Exercise aim:
Without changing a character, return the entries, but not the images they hold.

[Dataset items]
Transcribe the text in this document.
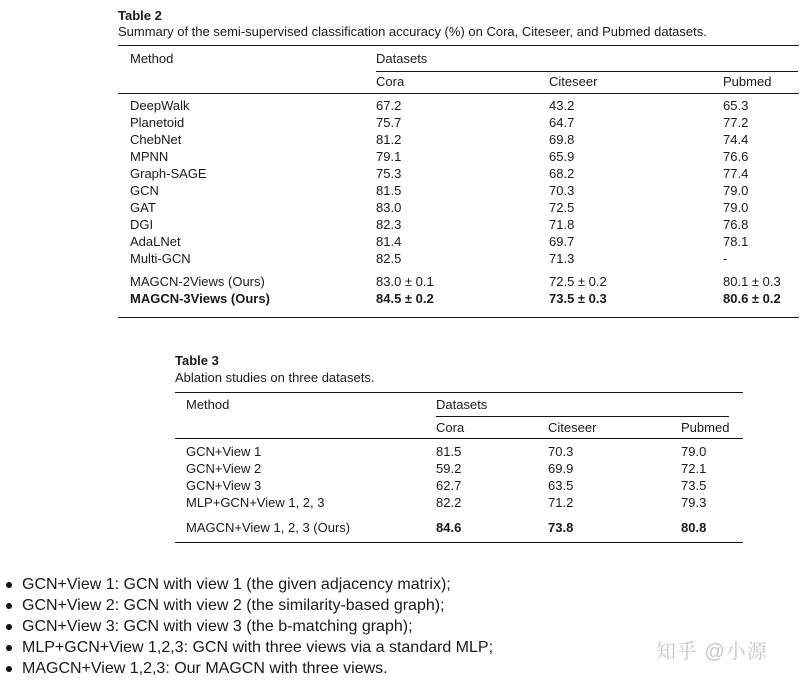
Table 2
Summary of the semi-supervised classification accuracy (%) on Cora, Citeseer, and Pubmed datasets.
Method	Datasets
Cora	Citeseer	Pubmed
DeepWalk	67.2	43.2	65.3
Planetoid	75.7	64.7	77.2
ChebNet	81.2	69.8	74.4
MPNN	79.1	65.9	76.6
Graph-SAGE	75.3	68.2	77.4
GCN	81.5	70.3	79.0
GAT	83.0	72.5	79.0
DGI	82.3	71.8	76.8
AdaLNet	81.4	69.7	78.1
Multi-GCN	82.5	71.3	-

MAGCN-2Views (Ours)	83.0 ± 0.1	72.5 ± 0.2	80.1 ± 0.3
MAGCN-3Views (Ours)	84.5 ± 0.2	73.5 ± 0.3	80.6 ± 0.2
Table 3
Ablation studies on three datasets.
Method	Datasets
Cora	Citeseer	Pubmed
GCN+View 1	81.5	70.3	79.0
GCN+View 2	59.2	69.9	72.1
GCN+View 3	62.7	63.5	73.5
MLP+GCN+View 1, 2, 3	82.2	71.2	79.3

MAGCN+View 1, 2, 3 (Ours)	84.6	73.8	80.8
GCN+View 1: GCN with view 1 (the given adjacency matrix);
GCN+View 2: GCN with view 2 (the similarity-based graph);
GCN+View 3: GCN with view 3 (the b-matching graph);
MLP+GCN+View 1,2,3: GCN with three views via a standard MLP;
MAGCN+View 1,2,3: Our MAGCN with three views.
知乎 @小源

The result:
Transcribe the text in this document.
Table 2
Summary of the semi-supervised classification accuracy (%) on Cora, Citeseer, and Pubmed datasets.
Method	Datasets
Cora	Citeseer	Pubmed
DeepWalk	67.2	43.2	65.3
Planetoid	75.7	64.7	77.2
ChebNet	81.2	69.8	74.4
MPNN	79.1	65.9	76.6
Graph-SAGE	75.3	68.2	77.4
GCN	81.5	70.3	79.0
GAT	83.0	72.5	79.0
DGI	82.3	71.8	76.8
AdaLNet	81.4	69.7	78.1
Multi-GCN	82.5	71.3	-

MAGCN-2Views (Ours)	83.0 ± 0.1	72.5 ± 0.2	80.1 ± 0.3
MAGCN-3Views (Ours)	84.5 ± 0.2	73.5 ± 0.3	80.6 ± 0.2
Table 3
Ablation studies on three datasets.
Method	Datasets
Cora	Citeseer	Pubmed
GCN+View 1	81.5	70.3	79.0
GCN+View 2	59.2	69.9	72.1
GCN+View 3	62.7	63.5	73.5
MLP+GCN+View 1, 2, 3	82.2	71.2	79.3

MAGCN+View 1, 2, 3 (Ours)	84.6	73.8	80.8
GCN+View 1: GCN with view 1 (the given adjacency matrix);
GCN+View 2: GCN with view 2 (the similarity-based graph);
GCN+View 3: GCN with view 3 (the b-matching graph);
MLP+GCN+View 1,2,3: GCN with three views via a standard MLP;
MAGCN+View 1,2,3: Our MAGCN with three views.
知乎 @小源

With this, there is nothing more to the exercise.